## Set problem
Gather up every line from the entries below that uses the word "type".

## Rows
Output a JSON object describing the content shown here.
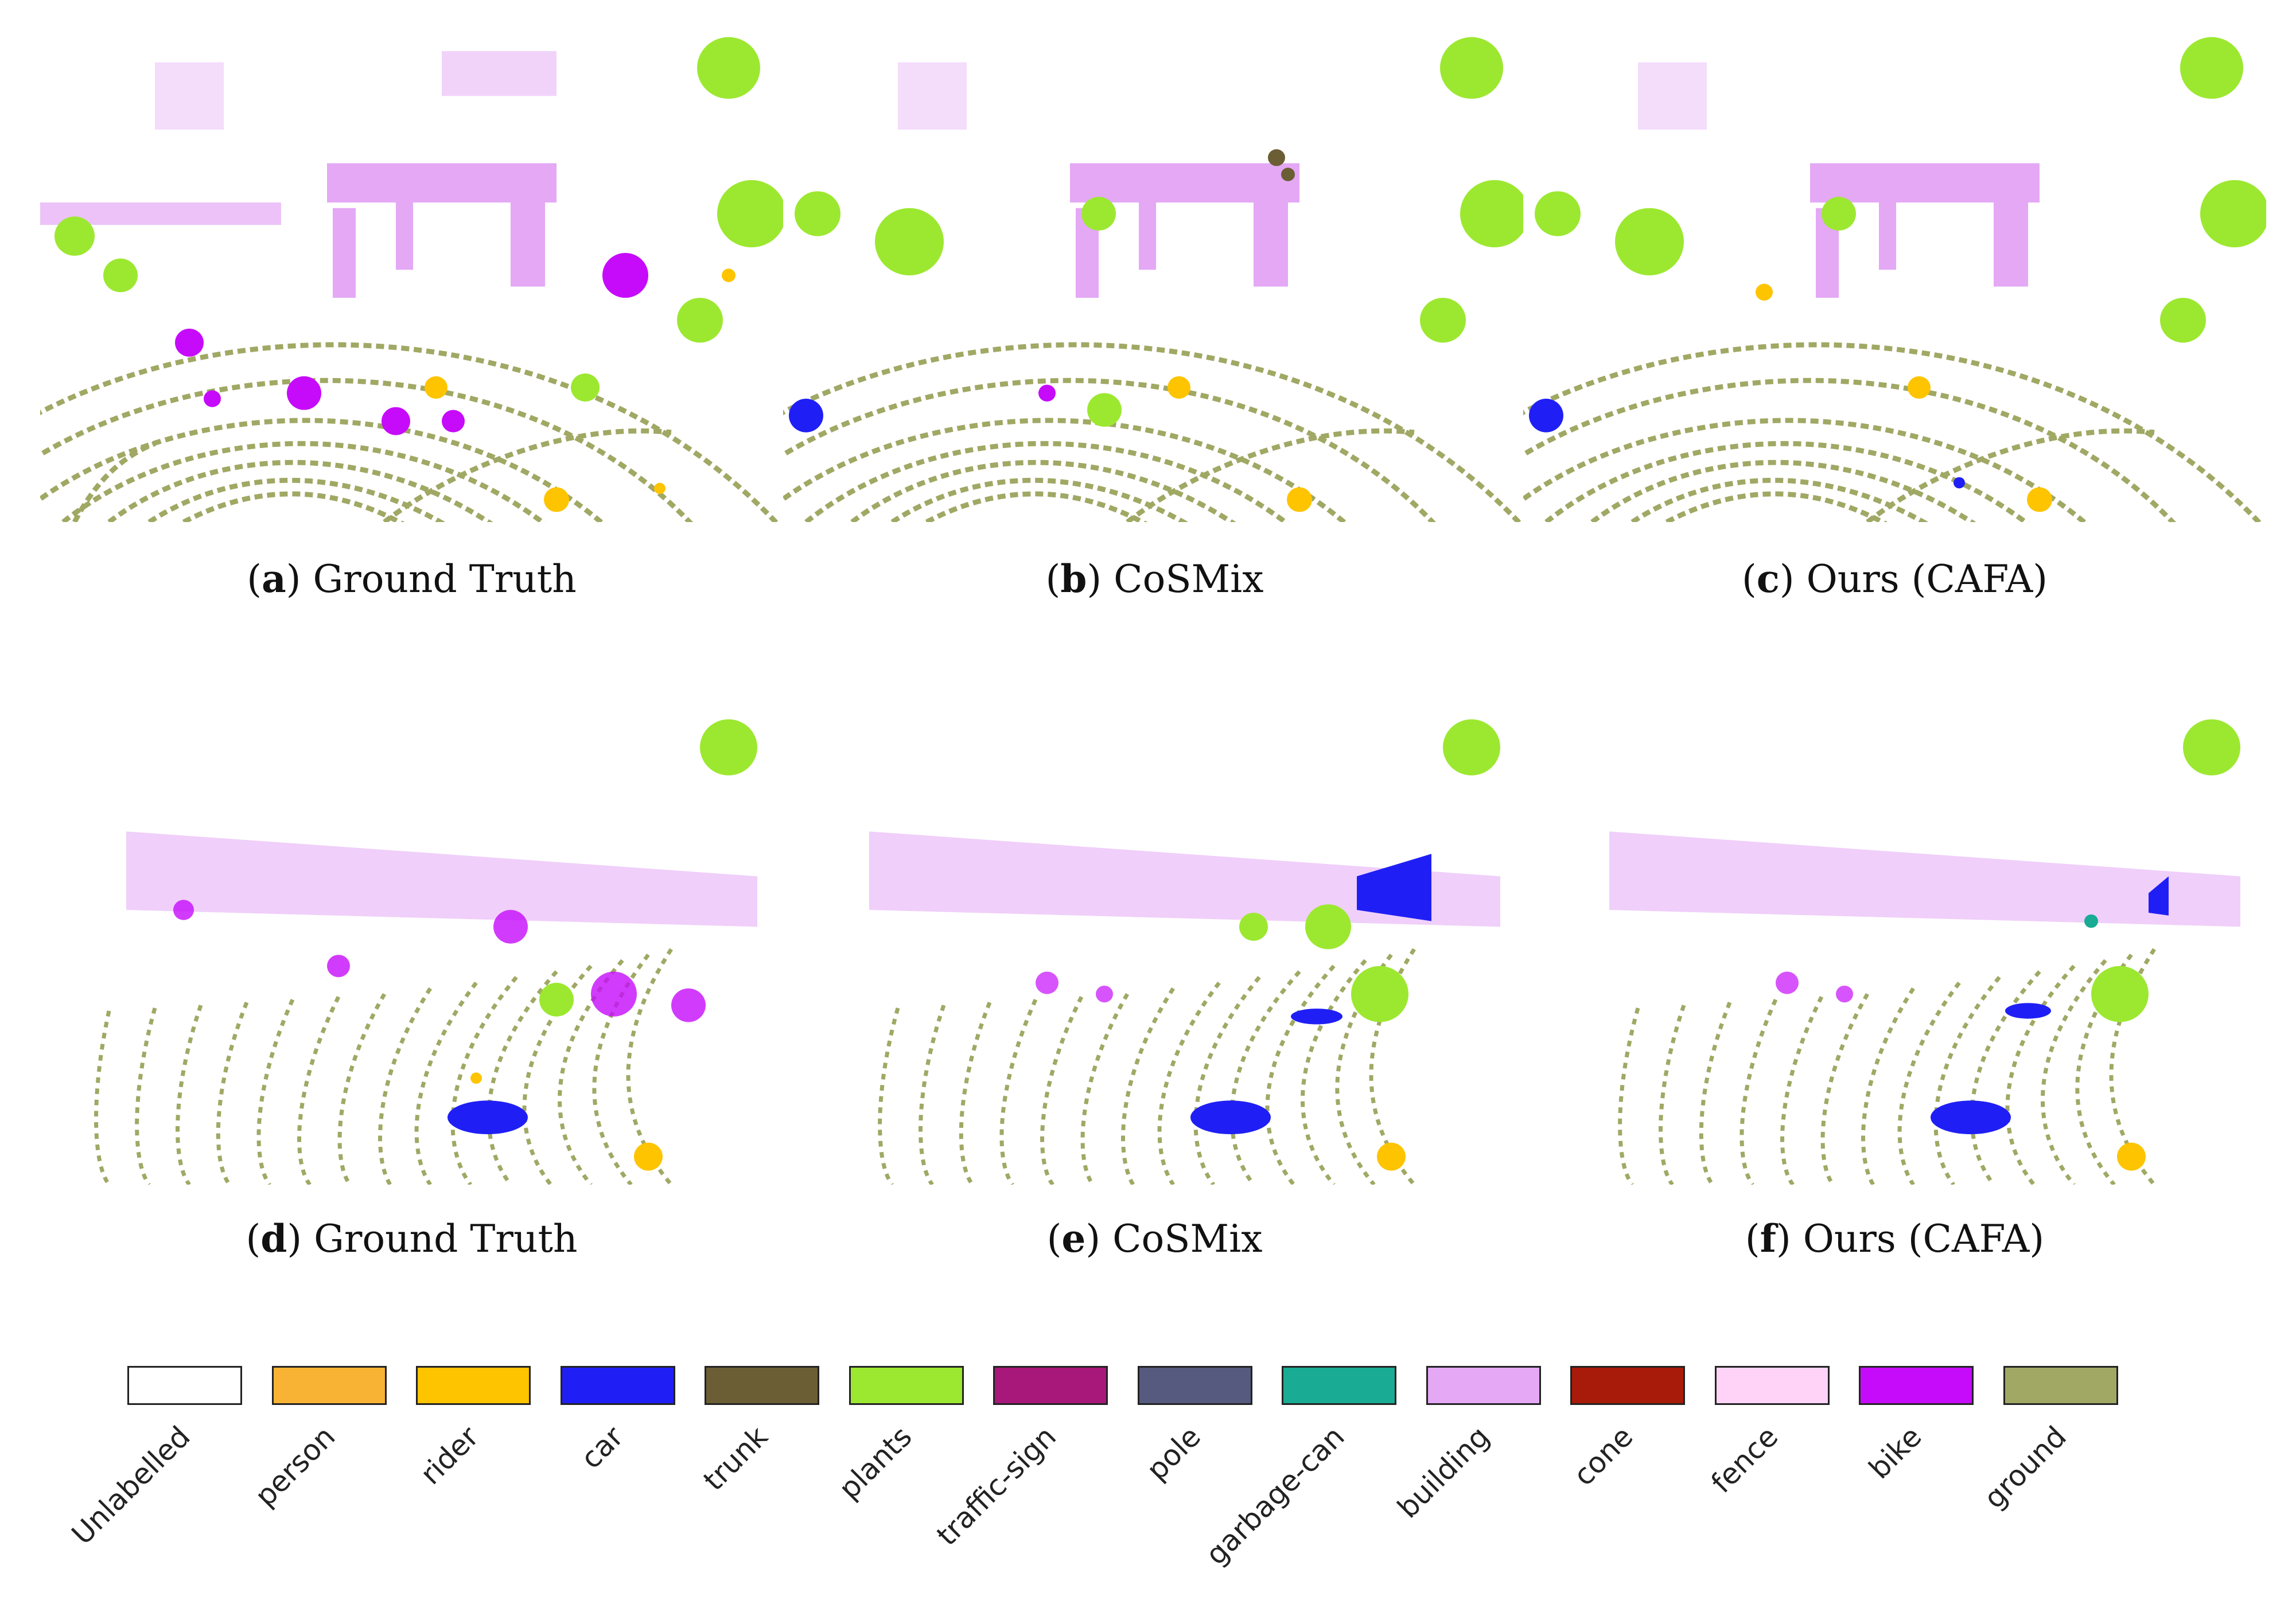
{
  "figure": {
    "panels": [
      {
        "id": "a",
        "title": "Ground Truth"
      },
      {
        "id": "b",
        "title": "CoSMix"
      },
      {
        "id": "c",
        "title": "Ours (CAFA)"
      },
      {
        "id": "d",
        "title": "Ground Truth"
      },
      {
        "id": "e",
        "title": "CoSMix"
      },
      {
        "id": "f",
        "title": "Ours (CAFA)"
      }
    ],
    "legend": [
      {
        "label": "Unlabelled",
        "color": "#ffffff"
      },
      {
        "label": "person",
        "color": "#f8b334"
      },
      {
        "label": "rider",
        "color": "#fec400"
      },
      {
        "label": "car",
        "color": "#1f1ff5"
      },
      {
        "label": "trunk",
        "color": "#6b5e34"
      },
      {
        "label": "plants",
        "color": "#9ce830"
      },
      {
        "label": "traffic-sign",
        "color": "#a8177a"
      },
      {
        "label": "pole",
        "color": "#555a7e"
      },
      {
        "label": "garbage-can",
        "color": "#19ab93"
      },
      {
        "label": "building",
        "color": "#e4a8f5"
      },
      {
        "label": "cone",
        "color": "#a81a09"
      },
      {
        "label": "fence",
        "color": "#ffd3f8"
      },
      {
        "label": "bike",
        "color": "#c60bfb"
      },
      {
        "label": "ground",
        "color": "#a0a864"
      }
    ]
  }
}
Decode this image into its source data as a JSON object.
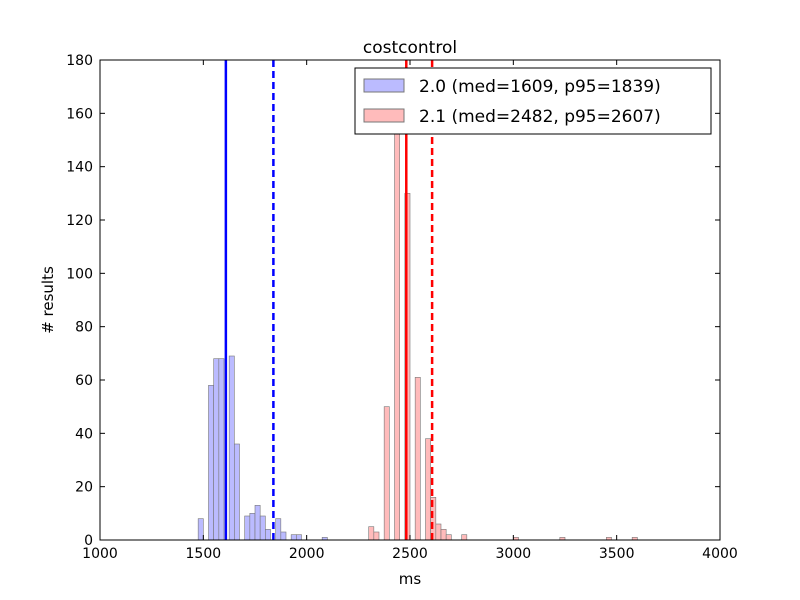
{
  "chart_data": {
    "type": "histogram",
    "title": "costcontrol",
    "xlabel": "ms",
    "ylabel": "# results",
    "xlim": [
      1000,
      4000
    ],
    "ylim": [
      0,
      180
    ],
    "xticks": [
      1000,
      1500,
      2000,
      2500,
      3000,
      3500,
      4000
    ],
    "yticks": [
      0,
      20,
      40,
      60,
      80,
      100,
      120,
      140,
      160,
      180
    ],
    "bin_width": 25,
    "grid": false,
    "legend_position": "top-right",
    "series": [
      {
        "name": "2.0 (med=1609, p95=1839)",
        "color": "#0000ff",
        "fill": "#bbbbff",
        "median": 1609,
        "p95": 1839,
        "bins": [
          {
            "x": 1475,
            "count": 8
          },
          {
            "x": 1525,
            "count": 58
          },
          {
            "x": 1550,
            "count": 68
          },
          {
            "x": 1575,
            "count": 68
          },
          {
            "x": 1625,
            "count": 69
          },
          {
            "x": 1650,
            "count": 36
          },
          {
            "x": 1700,
            "count": 9
          },
          {
            "x": 1725,
            "count": 10
          },
          {
            "x": 1750,
            "count": 13
          },
          {
            "x": 1775,
            "count": 9
          },
          {
            "x": 1800,
            "count": 4
          },
          {
            "x": 1850,
            "count": 8
          },
          {
            "x": 1875,
            "count": 3
          },
          {
            "x": 1925,
            "count": 2
          },
          {
            "x": 1950,
            "count": 2
          },
          {
            "x": 2075,
            "count": 1
          }
        ]
      },
      {
        "name": "2.1 (med=2482, p95=2607)",
        "color": "#ff0000",
        "fill": "#ffbbbb",
        "median": 2482,
        "p95": 2607,
        "bins": [
          {
            "x": 2300,
            "count": 5
          },
          {
            "x": 2325,
            "count": 3
          },
          {
            "x": 2375,
            "count": 50
          },
          {
            "x": 2425,
            "count": 155
          },
          {
            "x": 2475,
            "count": 130
          },
          {
            "x": 2525,
            "count": 61
          },
          {
            "x": 2575,
            "count": 38
          },
          {
            "x": 2600,
            "count": 16
          },
          {
            "x": 2625,
            "count": 6
          },
          {
            "x": 2650,
            "count": 4
          },
          {
            "x": 2675,
            "count": 2
          },
          {
            "x": 2750,
            "count": 2
          },
          {
            "x": 3000,
            "count": 1
          },
          {
            "x": 3225,
            "count": 1
          },
          {
            "x": 3450,
            "count": 1
          },
          {
            "x": 3575,
            "count": 1
          }
        ]
      }
    ]
  }
}
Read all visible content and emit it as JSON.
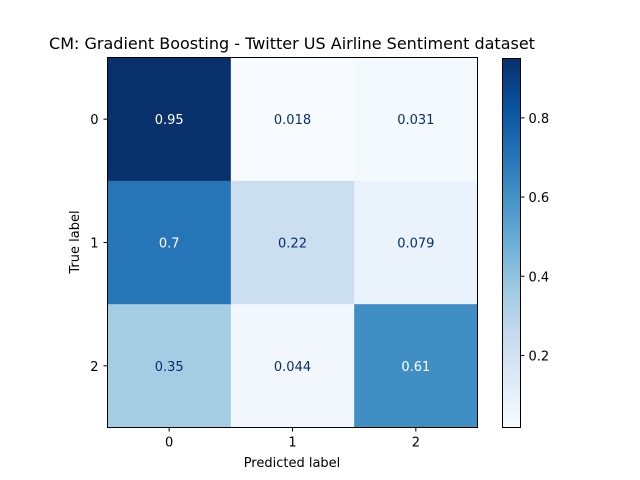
{
  "chart_data": {
    "type": "heatmap",
    "title": "CM: Gradient Boosting - Twitter US Airline Sentiment dataset",
    "xlabel": "Predicted label",
    "ylabel": "True label",
    "x_categories": [
      "0",
      "1",
      "2"
    ],
    "y_categories": [
      "0",
      "1",
      "2"
    ],
    "values": [
      [
        0.95,
        0.018,
        0.031
      ],
      [
        0.7,
        0.22,
        0.079
      ],
      [
        0.35,
        0.044,
        0.61
      ]
    ],
    "cell_labels": [
      [
        "0.95",
        "0.018",
        "0.031"
      ],
      [
        "0.7",
        "0.22",
        "0.079"
      ],
      [
        "0.35",
        "0.044",
        "0.61"
      ]
    ],
    "colormap": "Blues",
    "colorbar": {
      "range": [
        0.018,
        0.95
      ],
      "ticks": [
        0.2,
        0.4,
        0.6,
        0.8
      ],
      "tick_labels": [
        "0.2",
        "0.4",
        "0.6",
        "0.8"
      ]
    },
    "grid": false,
    "text_color_light": "#ffffff",
    "text_color_dark": "#08306b"
  }
}
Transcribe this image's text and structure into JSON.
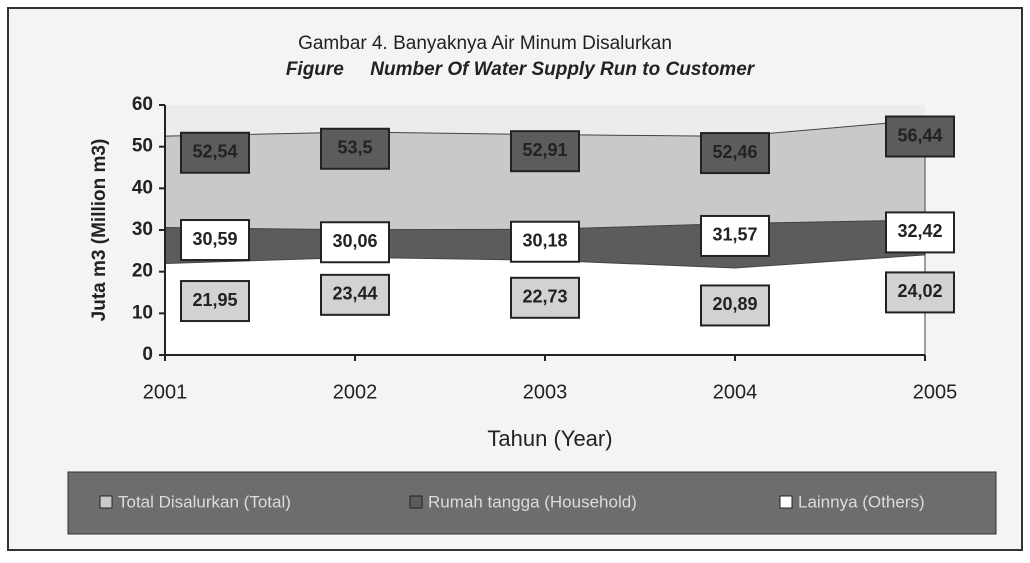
{
  "chart_data": {
    "type": "area",
    "title": "Gambar 4. Banyaknya Air Minum Disalurkan",
    "subtitle": "Figure     Number Of Water Supply Run to Customer",
    "x_label": "Tahun (Year)",
    "y_label": "Juta m3 (Million m3)",
    "categories": [
      "2001",
      "2002",
      "2003",
      "2004",
      "2005"
    ],
    "ylim": [
      0,
      60
    ],
    "yticks": [
      0,
      10,
      20,
      30,
      40,
      50,
      60
    ],
    "grid": false,
    "legend": "bottom",
    "series": [
      {
        "name": "Total Disalurkan (Total)",
        "color": "#c9c9c9",
        "values": [
          52.54,
          53.5,
          52.91,
          52.46,
          56.44
        ],
        "value_labels": [
          "52,54",
          "53,5",
          "52,91",
          "52,46",
          "56,44"
        ]
      },
      {
        "name": "Rumah tangga (Household)",
        "color": "#5c5c5c",
        "values": [
          30.59,
          30.06,
          30.18,
          31.57,
          32.42
        ],
        "value_labels": [
          "30,59",
          "30,06",
          "30,18",
          "31,57",
          "32,42"
        ]
      },
      {
        "name": "Lainnya (Others)",
        "color": "#ffffff",
        "values": [
          21.95,
          23.44,
          22.73,
          20.89,
          24.02
        ],
        "value_labels": [
          "21,95",
          "23,44",
          "22,73",
          "20,89",
          "24,02"
        ]
      }
    ]
  }
}
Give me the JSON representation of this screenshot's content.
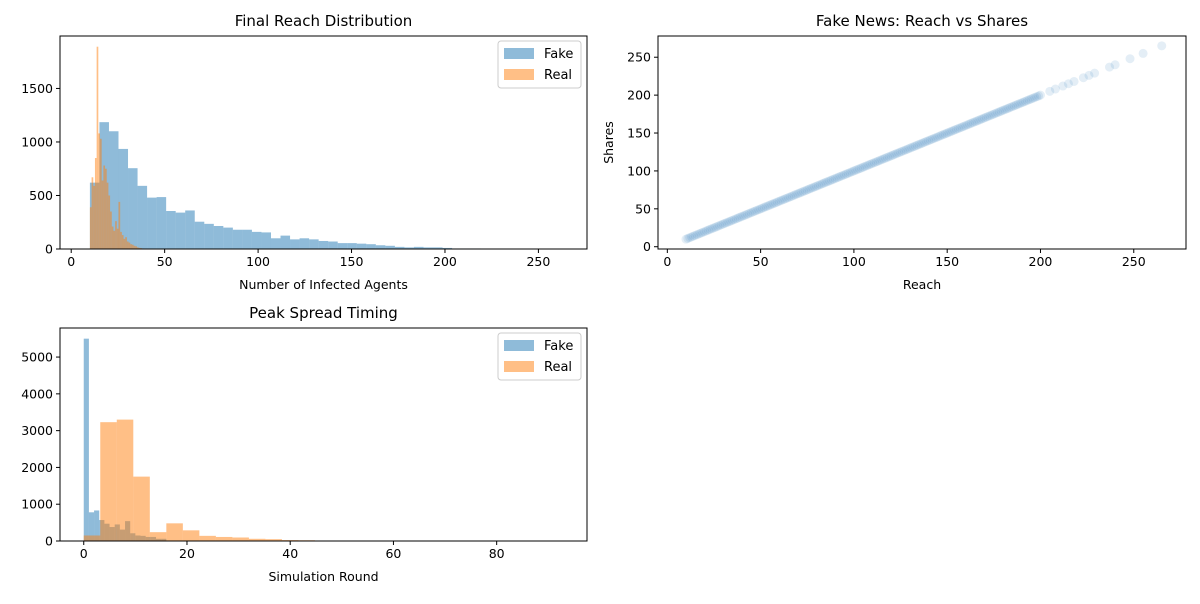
{
  "colors": {
    "fake": "#1f77b4",
    "real": "#ff7f0e",
    "legend_border": "#cccccc"
  },
  "chart_data": [
    {
      "id": "reach_hist",
      "type": "bar",
      "title": "Final Reach Distribution",
      "xlabel": "Number of Infected Agents",
      "ylabel": "",
      "xlim": [
        -6,
        276
      ],
      "ylim": [
        0,
        1990
      ],
      "xticks": [
        0,
        50,
        100,
        150,
        200,
        250
      ],
      "yticks": [
        0,
        500,
        1000,
        1500
      ],
      "legend": {
        "position": "top-right",
        "entries": [
          "Fake",
          "Real"
        ]
      },
      "series": [
        {
          "name": "Fake",
          "bin_width": 5.1,
          "x_start": 10,
          "values": [
            620,
            1185,
            1100,
            935,
            755,
            590,
            480,
            485,
            355,
            340,
            360,
            255,
            235,
            215,
            200,
            180,
            180,
            160,
            155,
            100,
            125,
            90,
            100,
            90,
            75,
            70,
            55,
            55,
            50,
            45,
            35,
            30,
            20,
            15,
            20,
            15,
            15,
            10,
            5,
            5,
            5,
            0,
            0,
            0,
            0,
            0,
            0,
            0,
            0,
            0
          ]
        },
        {
          "name": "Real",
          "bin_width": 0.9,
          "x_start": 10,
          "values": [
            390,
            670,
            590,
            850,
            1890,
            1080,
            1030,
            640,
            780,
            750,
            620,
            500,
            350,
            210,
            170,
            260,
            190,
            440,
            160,
            130,
            95,
            110,
            70,
            60,
            45,
            40,
            30,
            25,
            15,
            10,
            8,
            5
          ]
        }
      ]
    },
    {
      "id": "reach_vs_shares",
      "type": "scatter",
      "title": "Fake News: Reach vs Shares",
      "xlabel": "Reach",
      "ylabel": "Shares",
      "xlim": [
        -5,
        278
      ],
      "ylim": [
        -3,
        278
      ],
      "xticks": [
        0,
        50,
        100,
        150,
        200,
        250
      ],
      "yticks": [
        0,
        50,
        100,
        150,
        200,
        250
      ],
      "series": [
        {
          "name": "",
          "relation": "y = x",
          "x_range": [
            10,
            265
          ],
          "step": 1,
          "sparse_x": [
            205,
            208,
            212,
            215,
            218,
            223,
            226,
            229,
            237,
            240,
            248,
            255,
            265
          ]
        }
      ]
    },
    {
      "id": "peak_hist",
      "type": "bar",
      "title": "Peak Spread Timing",
      "xlabel": "Simulation Round",
      "ylabel": "",
      "xlim": [
        -4.6,
        97.5
      ],
      "ylim": [
        0,
        5790
      ],
      "xticks": [
        0,
        20,
        40,
        60,
        80
      ],
      "yticks": [
        0,
        1000,
        2000,
        3000,
        4000,
        5000
      ],
      "legend": {
        "position": "top-right",
        "entries": [
          "Fake",
          "Real"
        ]
      },
      "series": [
        {
          "name": "Fake",
          "bin_width": 1.0,
          "x_start": 0,
          "values": [
            5500,
            780,
            830,
            570,
            470,
            380,
            450,
            310,
            540,
            210,
            150,
            140,
            110,
            110,
            60,
            60
          ]
        },
        {
          "name": "Real",
          "bin_width": 3.2,
          "x_start": 0,
          "values": [
            150,
            3230,
            3300,
            1750,
            240,
            480,
            290,
            140,
            110,
            95,
            60,
            50,
            25,
            20,
            10,
            10,
            5,
            5,
            5,
            3,
            3,
            2,
            2,
            2,
            2,
            2,
            2,
            2,
            2
          ]
        }
      ]
    }
  ]
}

## Correct answer
    "type": "histogram",
    "type": "heatmap",
    "type": "area",
      "type": "bar",
      "type": "scatter",
      "type": "bar",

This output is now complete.